* begin Exercise inputs *

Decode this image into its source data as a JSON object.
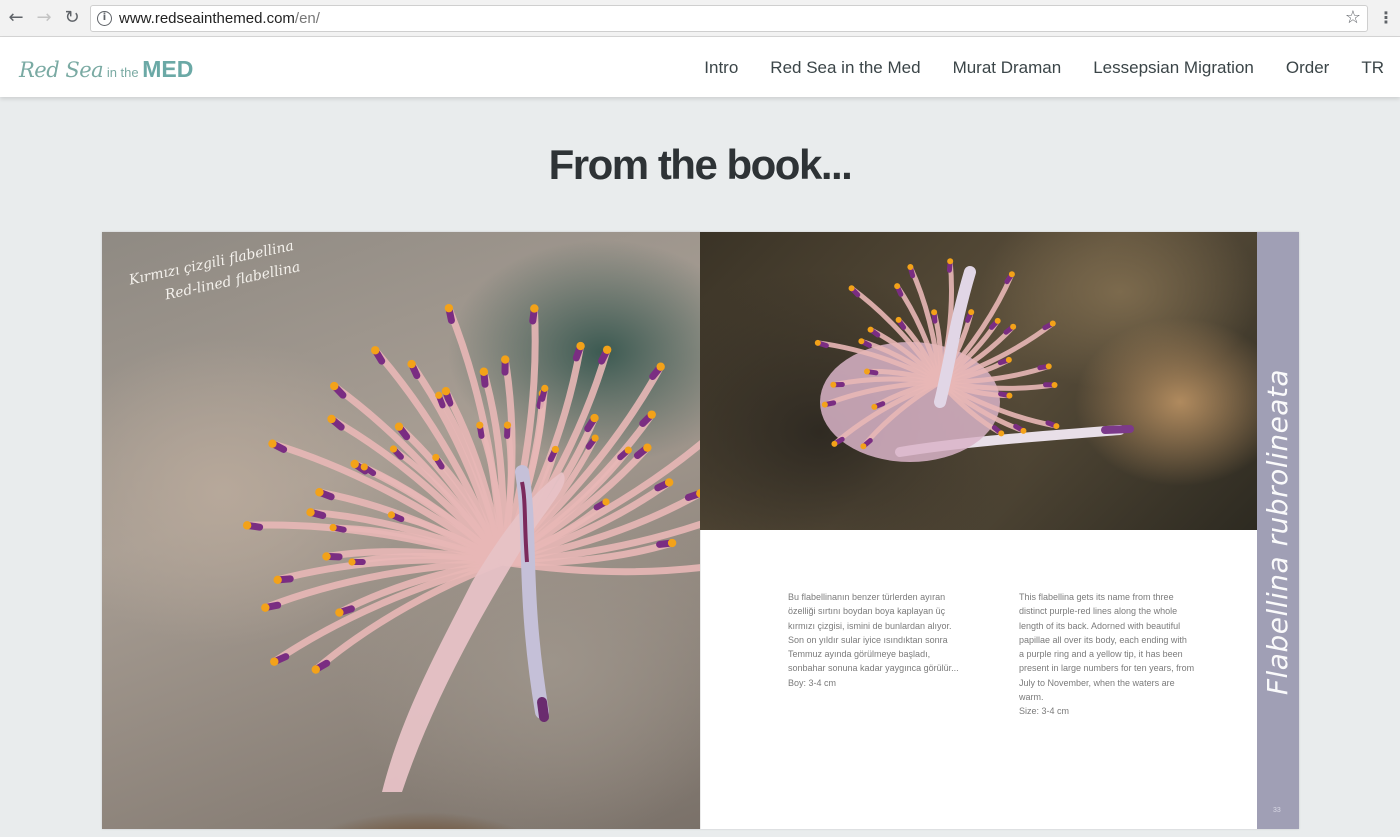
{
  "browser": {
    "back_icon": "arrow-left-icon",
    "forward_icon": "arrow-right-icon",
    "reload_icon": "reload-icon",
    "url_host": "www.redseainthemed.com",
    "url_path": "/en/",
    "info_glyph": "i"
  },
  "header": {
    "logo": {
      "part1": "Red Sea",
      "part2": " in the ",
      "part3": "MED"
    },
    "nav": [
      {
        "label": "Intro"
      },
      {
        "label": "Red Sea in the Med"
      },
      {
        "label": "Murat Draman"
      },
      {
        "label": "Lessepsian Migration"
      },
      {
        "label": "Order"
      },
      {
        "label": "TR"
      }
    ],
    "colors": {
      "logo": "#7aaaa3",
      "nav_text": "#3b4548"
    }
  },
  "main": {
    "title": "From the book...",
    "spread": {
      "caption_line1": "Kırmızı çizgili flabellina",
      "caption_line2": "Red-lined flabellina",
      "species_name": "Flabellina rubrolineata",
      "page_number": "33",
      "text_tr": "Bu flabellinanın benzer türlerden ayıran\nözelliği sırtını boydan boya kaplayan üç\nkırmızı çizgisi, ismini de bunlardan alıyor.\nSon on yıldır sular iyice ısındıktan sonra\nTemmuz ayında görülmeye başladı,\nsonbahar sonuna kadar yaygınca görülür...\nBoy: 3-4 cm",
      "text_en": "This flabellina gets its name from three\ndistinct purple-red lines along the whole\nlength of its back. Adorned with beautiful\npapillae all over its body, each ending with\na purple ring and a yellow tip, it has been\npresent in large numbers for ten years, from\nJuly to November, when the waters are\nwarm.\nSize: 3-4 cm",
      "colors": {
        "side_strip": "#a09fb5",
        "page_bg": "#e9eced"
      }
    }
  }
}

* end Exercise inputs *

- _Prompt_: Give an exact reproduction of every line, leaving out any picture.

- _Full solution_:
Decode this image into its source data as a JSON object.
{
  "browser": {
    "back_icon": "arrow-left-icon",
    "forward_icon": "arrow-right-icon",
    "reload_icon": "reload-icon",
    "url_host": "www.redseainthemed.com",
    "url_path": "/en/",
    "info_glyph": "i"
  },
  "header": {
    "logo": {
      "part1": "Red Sea",
      "part2": " in the ",
      "part3": "MED"
    },
    "nav": [
      {
        "label": "Intro"
      },
      {
        "label": "Red Sea in the Med"
      },
      {
        "label": "Murat Draman"
      },
      {
        "label": "Lessepsian Migration"
      },
      {
        "label": "Order"
      },
      {
        "label": "TR"
      }
    ],
    "colors": {
      "logo": "#7aaaa3",
      "nav_text": "#3b4548"
    }
  },
  "main": {
    "title": "From the book...",
    "spread": {
      "caption_line1": "Kırmızı çizgili flabellina",
      "caption_line2": "Red-lined flabellina",
      "species_name": "Flabellina rubrolineata",
      "page_number": "33",
      "text_tr": "Bu flabellinanın benzer türlerden ayıran\nözelliği sırtını boydan boya kaplayan üç\nkırmızı çizgisi, ismini de bunlardan alıyor.\nSon on yıldır sular iyice ısındıktan sonra\nTemmuz ayında görülmeye başladı,\nsonbahar sonuna kadar yaygınca görülür...\nBoy: 3-4 cm",
      "text_en": "This flabellina gets its name from three\ndistinct purple-red lines along the whole\nlength of its back. Adorned with beautiful\npapillae all over its body, each ending with\na purple ring and a yellow tip, it has been\npresent in large numbers for ten years, from\nJuly to November, when the waters are\nwarm.\nSize: 3-4 cm",
      "colors": {
        "side_strip": "#a09fb5",
        "page_bg": "#e9eced"
      }
    }
  }
}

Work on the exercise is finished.